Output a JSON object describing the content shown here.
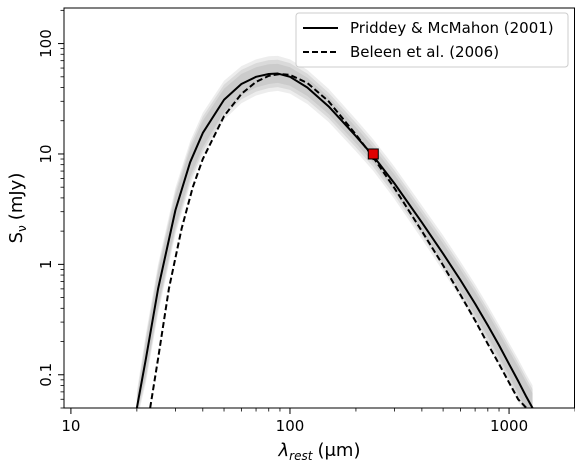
{
  "chart_data": {
    "type": "line",
    "xscale": "log",
    "yscale": "log",
    "xlim": [
      9.3,
      2000
    ],
    "ylim": [
      0.05,
      210
    ],
    "xlabel_symbol": "λ",
    "xlabel_subscript": "rest",
    "xlabel_unit": "(μm)",
    "ylabel_symbol": "S",
    "ylabel_subscript": "ν",
    "ylabel_unit": "(mJy)",
    "x_ticks": [
      {
        "value": 10,
        "label": "10"
      },
      {
        "value": 100,
        "label": "100"
      },
      {
        "value": 1000,
        "label": "1000"
      }
    ],
    "y_ticks": [
      {
        "value": 0.1,
        "label": "0.1"
      },
      {
        "value": 1,
        "label": "1"
      },
      {
        "value": 10,
        "label": "10"
      },
      {
        "value": 100,
        "label": "100"
      }
    ],
    "legend_position": "top-right",
    "series": [
      {
        "name": "Priddey & McMahon (2001)",
        "style": "solid",
        "color": "#000000",
        "x": [
          20,
          22,
          25,
          30,
          35,
          40,
          50,
          60,
          70,
          80,
          88,
          100,
          120,
          150,
          200,
          240,
          300,
          400,
          500,
          600,
          700,
          800,
          900,
          1000,
          1100,
          1200,
          1280
        ],
        "y": [
          0.05,
          0.14,
          0.6,
          3.1,
          8.4,
          15.5,
          31,
          43,
          50,
          53,
          53.5,
          50,
          40,
          27,
          14.5,
          9.6,
          5.4,
          2.4,
          1.25,
          0.72,
          0.44,
          0.28,
          0.185,
          0.125,
          0.088,
          0.063,
          0.05
        ]
      },
      {
        "name": "Beleen et al. (2006)",
        "style": "dashed",
        "color": "#000000",
        "x": [
          23,
          25,
          28,
          32,
          36,
          40,
          50,
          60,
          70,
          80,
          90,
          100,
          120,
          150,
          200,
          240,
          300,
          400,
          500,
          600,
          700,
          800,
          900,
          1000,
          1100,
          1200
        ],
        "y": [
          0.05,
          0.14,
          0.6,
          2.1,
          5,
          9,
          22,
          35,
          45,
          51,
          53,
          52,
          44,
          30,
          15,
          9.3,
          4.9,
          2.0,
          0.98,
          0.53,
          0.31,
          0.19,
          0.125,
          0.085,
          0.06,
          0.05
        ]
      }
    ],
    "uncertainty_band": {
      "color": "#b8b8b8",
      "x": [
        20,
        22,
        25,
        30,
        35,
        40,
        50,
        60,
        70,
        80,
        88,
        100,
        120,
        150,
        200,
        240,
        300,
        400,
        500,
        600,
        700,
        800,
        900,
        1000,
        1100,
        1200,
        1280
      ],
      "lower": [
        0.045,
        0.1,
        0.42,
        2.2,
        6.2,
        11.5,
        24,
        34,
        40,
        43,
        44,
        41.5,
        33.5,
        23,
        12.5,
        8.3,
        4.6,
        2.0,
        1.02,
        0.58,
        0.35,
        0.22,
        0.145,
        0.098,
        0.068,
        0.048,
        0.038
      ],
      "upper": [
        0.06,
        0.2,
        0.85,
        4.2,
        11,
        20,
        39,
        53,
        61,
        65,
        65.5,
        61,
        49,
        33,
        17.5,
        11.5,
        6.5,
        2.9,
        1.55,
        0.9,
        0.56,
        0.36,
        0.24,
        0.165,
        0.118,
        0.085,
        0.068
      ]
    },
    "data_point": {
      "x": 240,
      "y": 10,
      "yerr": 1.2,
      "color": "#e00000",
      "edge_color": "#000000",
      "marker": "square"
    }
  }
}
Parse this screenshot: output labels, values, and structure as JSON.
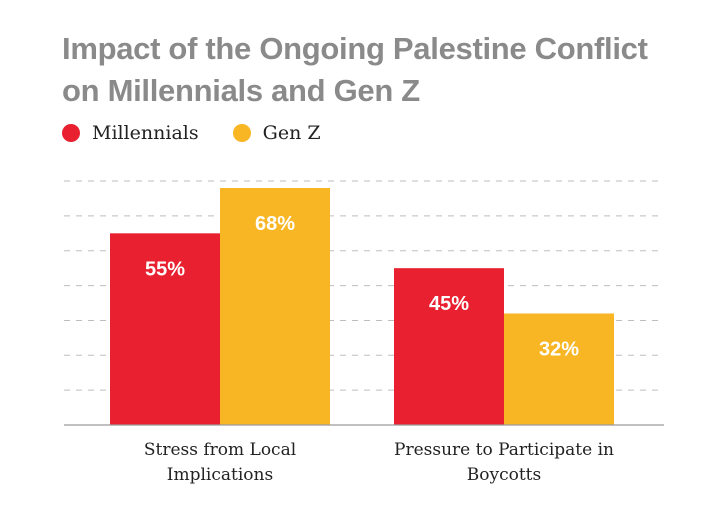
{
  "title_line1": "Impact of the Ongoing Palestine Conflict",
  "title_line2": "on Millennials and Gen Z",
  "chart_data": {
    "type": "bar",
    "title": "Impact of the Ongoing Palestine Conflict on Millennials and Gen Z",
    "categories_line1": [
      "Stress from Local",
      "Pressure to Participate in"
    ],
    "categories_line2": [
      "Implications",
      "Boycotts"
    ],
    "categories": [
      "Stress from Local Implications",
      "Pressure to Participate in Boycotts"
    ],
    "series": [
      {
        "name": "Millennials",
        "color": "#e8202f",
        "values": [
          55,
          45
        ],
        "labels": [
          "55%",
          "45%"
        ]
      },
      {
        "name": "Gen Z",
        "color": "#f9b624",
        "values": [
          68,
          32
        ],
        "labels": [
          "68%",
          "32%"
        ]
      }
    ],
    "ylim": [
      0,
      75
    ],
    "grid": true,
    "legend_position": "top-left",
    "xlabel": "",
    "ylabel": ""
  }
}
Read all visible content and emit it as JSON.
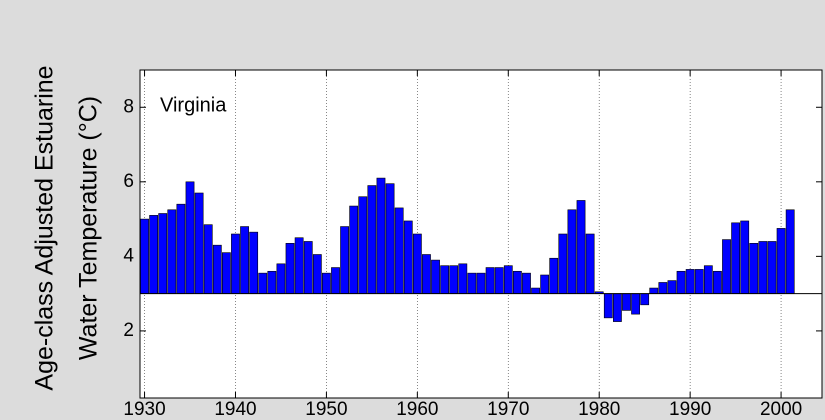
{
  "chart_data": {
    "type": "bar",
    "ylabel": [
      "Age-class Adjusted Estuarine",
      "Water Temperature (°C)"
    ],
    "annotation": "Virginia",
    "x": [
      1930,
      1931,
      1932,
      1933,
      1934,
      1935,
      1936,
      1937,
      1938,
      1939,
      1940,
      1941,
      1942,
      1943,
      1944,
      1945,
      1946,
      1947,
      1948,
      1949,
      1950,
      1951,
      1952,
      1953,
      1954,
      1955,
      1956,
      1957,
      1958,
      1959,
      1960,
      1961,
      1962,
      1963,
      1964,
      1965,
      1966,
      1967,
      1968,
      1969,
      1970,
      1971,
      1972,
      1973,
      1974,
      1975,
      1976,
      1977,
      1978,
      1979,
      1980,
      1981,
      1982,
      1983,
      1984,
      1985,
      1986,
      1987,
      1988,
      1989,
      1990,
      1991,
      1992,
      1993,
      1994,
      1995,
      1996,
      1997,
      1998,
      1999,
      2000,
      2001
    ],
    "values": [
      5.0,
      5.1,
      5.15,
      5.25,
      5.4,
      6.0,
      5.7,
      4.85,
      4.3,
      4.1,
      4.6,
      4.8,
      4.65,
      3.55,
      3.6,
      3.8,
      4.35,
      4.5,
      4.4,
      4.05,
      3.55,
      3.7,
      4.8,
      5.35,
      5.6,
      5.9,
      6.1,
      5.95,
      5.3,
      4.95,
      4.6,
      4.05,
      3.9,
      3.75,
      3.75,
      3.8,
      3.55,
      3.55,
      3.7,
      3.7,
      3.75,
      3.6,
      3.55,
      3.15,
      3.5,
      3.95,
      4.6,
      5.25,
      5.5,
      4.6,
      3.05,
      2.35,
      2.25,
      2.55,
      2.45,
      2.7,
      3.15,
      3.3,
      3.35,
      3.6,
      3.65,
      3.65,
      3.75,
      3.6,
      4.45,
      4.9,
      4.95,
      4.35,
      4.4,
      4.4,
      4.75,
      5.25
    ],
    "baseline": 3,
    "color": "#0000ff",
    "xlim": [
      1929.5,
      2004.5
    ],
    "xticks": [
      1930,
      1940,
      1950,
      1960,
      1970,
      1980,
      1990,
      2000
    ],
    "ylim": [
      0.2,
      9
    ],
    "yticks": [
      2,
      4,
      6,
      8
    ],
    "grid": true
  }
}
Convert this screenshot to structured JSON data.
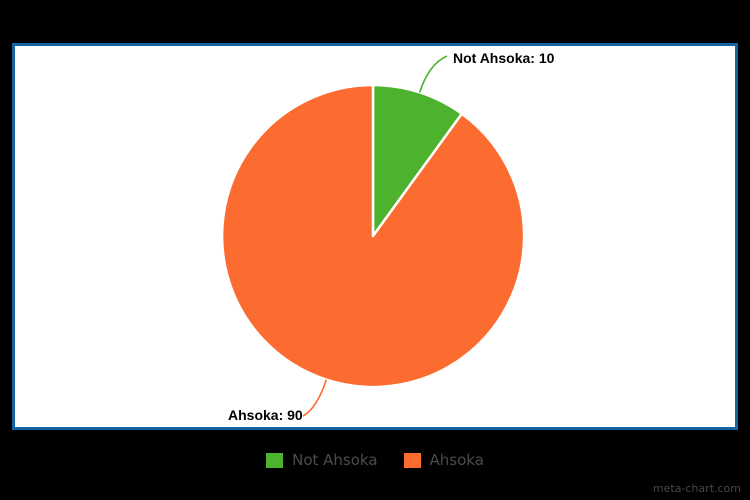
{
  "page": {
    "background_color": "#000000",
    "watermark": "meta-chart.com"
  },
  "panel": {
    "background_color": "#FFFFFF",
    "border_color": "#1563A0"
  },
  "chart_data": {
    "type": "pie",
    "categories": [
      "Not Ahsoka",
      "Ahsoka"
    ],
    "values": [
      10,
      90
    ],
    "colors": [
      "#4DB22E",
      "#FC6B30"
    ],
    "slice_labels": [
      "Not Ahsoka: 10",
      "Ahsoka: 90"
    ],
    "slice_label_color": "#000000",
    "slice_gap_color": "#FFFFFF",
    "start_angle": "top",
    "direction": "clockwise",
    "legend_position": "bottom-outside",
    "legend_text_color": "#4B4B4B"
  }
}
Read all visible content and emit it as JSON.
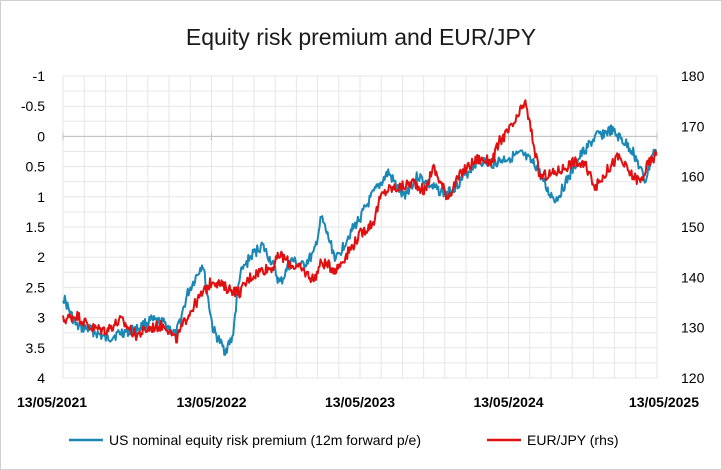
{
  "chart_data": {
    "type": "line",
    "title": "Equity risk premium and EUR/JPY",
    "x_ticks": [
      "13/05/2021",
      "13/05/2022",
      "13/05/2023",
      "13/05/2024",
      "13/05/2025"
    ],
    "x_range": [
      2021.36,
      2025.36
    ],
    "left_axis": {
      "ticks": [
        "-1",
        "-0.5",
        "0",
        "0.5",
        "1",
        "1.5",
        "2",
        "2.5",
        "3",
        "3.5",
        "4"
      ],
      "range": [
        -1,
        4
      ],
      "inverted": true
    },
    "right_axis": {
      "ticks": [
        "180",
        "170",
        "160",
        "150",
        "140",
        "130",
        "120"
      ],
      "range": [
        120,
        180
      ]
    },
    "grid": true,
    "series": [
      {
        "name": "US nominal equity risk premium (12m forward p/e)",
        "axis": "left",
        "color": "#1b87b5",
        "points": [
          [
            2021.36,
            2.65
          ],
          [
            2021.45,
            3.15
          ],
          [
            2021.55,
            3.2
          ],
          [
            2021.65,
            3.35
          ],
          [
            2021.75,
            3.25
          ],
          [
            2021.85,
            3.2
          ],
          [
            2021.95,
            3.05
          ],
          [
            2022.05,
            3.1
          ],
          [
            2022.12,
            3.3
          ],
          [
            2022.2,
            2.6
          ],
          [
            2022.3,
            2.1
          ],
          [
            2022.37,
            3.2
          ],
          [
            2022.45,
            3.55
          ],
          [
            2022.5,
            3.35
          ],
          [
            2022.55,
            2.3
          ],
          [
            2022.62,
            2.0
          ],
          [
            2022.7,
            1.8
          ],
          [
            2022.77,
            2.1
          ],
          [
            2022.82,
            2.45
          ],
          [
            2022.9,
            2.05
          ],
          [
            2022.97,
            2.15
          ],
          [
            2023.05,
            1.95
          ],
          [
            2023.1,
            1.35
          ],
          [
            2023.15,
            1.7
          ],
          [
            2023.2,
            2.05
          ],
          [
            2023.28,
            1.65
          ],
          [
            2023.36,
            1.35
          ],
          [
            2023.45,
            0.95
          ],
          [
            2023.55,
            0.6
          ],
          [
            2023.65,
            1.0
          ],
          [
            2023.75,
            0.65
          ],
          [
            2023.85,
            0.85
          ],
          [
            2023.95,
            0.95
          ],
          [
            2024.05,
            0.7
          ],
          [
            2024.15,
            0.4
          ],
          [
            2024.25,
            0.45
          ],
          [
            2024.36,
            0.35
          ],
          [
            2024.45,
            0.3
          ],
          [
            2024.55,
            0.5
          ],
          [
            2024.62,
            0.9
          ],
          [
            2024.68,
            1.05
          ],
          [
            2024.75,
            0.75
          ],
          [
            2024.85,
            0.3
          ],
          [
            2024.95,
            0.0
          ],
          [
            2025.05,
            -0.1
          ],
          [
            2025.12,
            0.05
          ],
          [
            2025.2,
            0.25
          ],
          [
            2025.28,
            0.75
          ],
          [
            2025.33,
            0.3
          ],
          [
            2025.36,
            0.25
          ]
        ]
      },
      {
        "name": "EUR/JPY (rhs)",
        "axis": "right",
        "color": "#e01010",
        "points": [
          [
            2021.36,
            131.5
          ],
          [
            2021.45,
            132.5
          ],
          [
            2021.55,
            130.0
          ],
          [
            2021.65,
            129.5
          ],
          [
            2021.75,
            131.5
          ],
          [
            2021.85,
            128.5
          ],
          [
            2021.95,
            130.0
          ],
          [
            2022.05,
            130.5
          ],
          [
            2022.12,
            127.5
          ],
          [
            2022.2,
            132.5
          ],
          [
            2022.28,
            136.0
          ],
          [
            2022.37,
            139.5
          ],
          [
            2022.45,
            138.0
          ],
          [
            2022.55,
            137.0
          ],
          [
            2022.62,
            140.0
          ],
          [
            2022.7,
            141.5
          ],
          [
            2022.77,
            142.0
          ],
          [
            2022.82,
            144.5
          ],
          [
            2022.9,
            142.5
          ],
          [
            2022.97,
            141.5
          ],
          [
            2023.05,
            139.5
          ],
          [
            2023.1,
            143.0
          ],
          [
            2023.2,
            141.5
          ],
          [
            2023.28,
            145.0
          ],
          [
            2023.36,
            148.5
          ],
          [
            2023.45,
            151.0
          ],
          [
            2023.5,
            156.0
          ],
          [
            2023.55,
            157.5
          ],
          [
            2023.65,
            158.0
          ],
          [
            2023.72,
            159.0
          ],
          [
            2023.8,
            157.0
          ],
          [
            2023.85,
            162.0
          ],
          [
            2023.95,
            156.0
          ],
          [
            2024.05,
            161.0
          ],
          [
            2024.15,
            163.5
          ],
          [
            2024.25,
            163.0
          ],
          [
            2024.3,
            167.0
          ],
          [
            2024.36,
            169.0
          ],
          [
            2024.42,
            171.5
          ],
          [
            2024.47,
            175.0
          ],
          [
            2024.52,
            168.0
          ],
          [
            2024.57,
            160.0
          ],
          [
            2024.65,
            160.5
          ],
          [
            2024.72,
            161.5
          ],
          [
            2024.8,
            163.0
          ],
          [
            2024.88,
            162.0
          ],
          [
            2024.95,
            158.0
          ],
          [
            2025.03,
            161.5
          ],
          [
            2025.1,
            164.0
          ],
          [
            2025.18,
            160.5
          ],
          [
            2025.25,
            159.0
          ],
          [
            2025.3,
            162.5
          ],
          [
            2025.36,
            164.5
          ]
        ]
      }
    ],
    "legend_position": "bottom"
  }
}
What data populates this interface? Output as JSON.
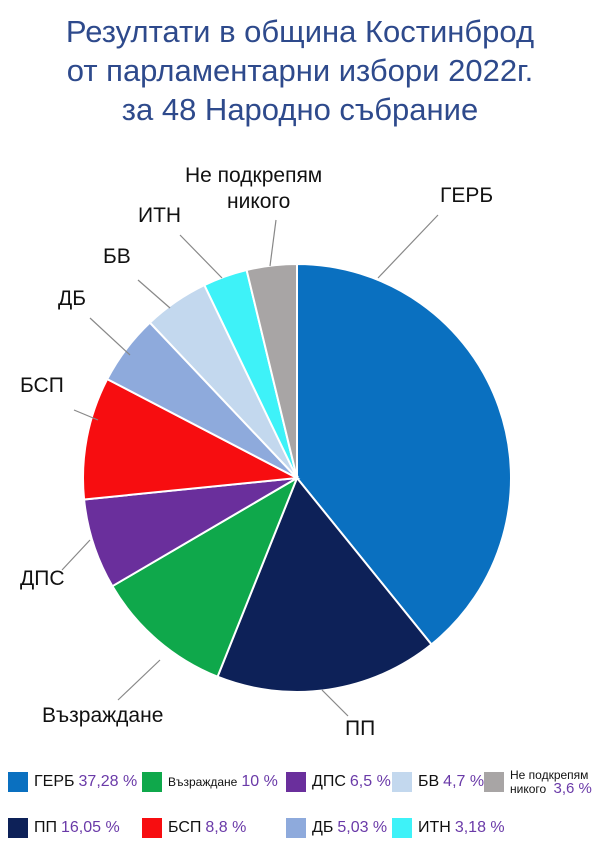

AIM: Look through the entries above for the word "Millennials". Copy every line where it shows up.

TASK RESULT:
  "title_line2": "on Millennials and Gen Z",
    "title": "Impact of the Ongoing Palestine Conflict on Millennials and Gen Z",
        "name": "Millennials",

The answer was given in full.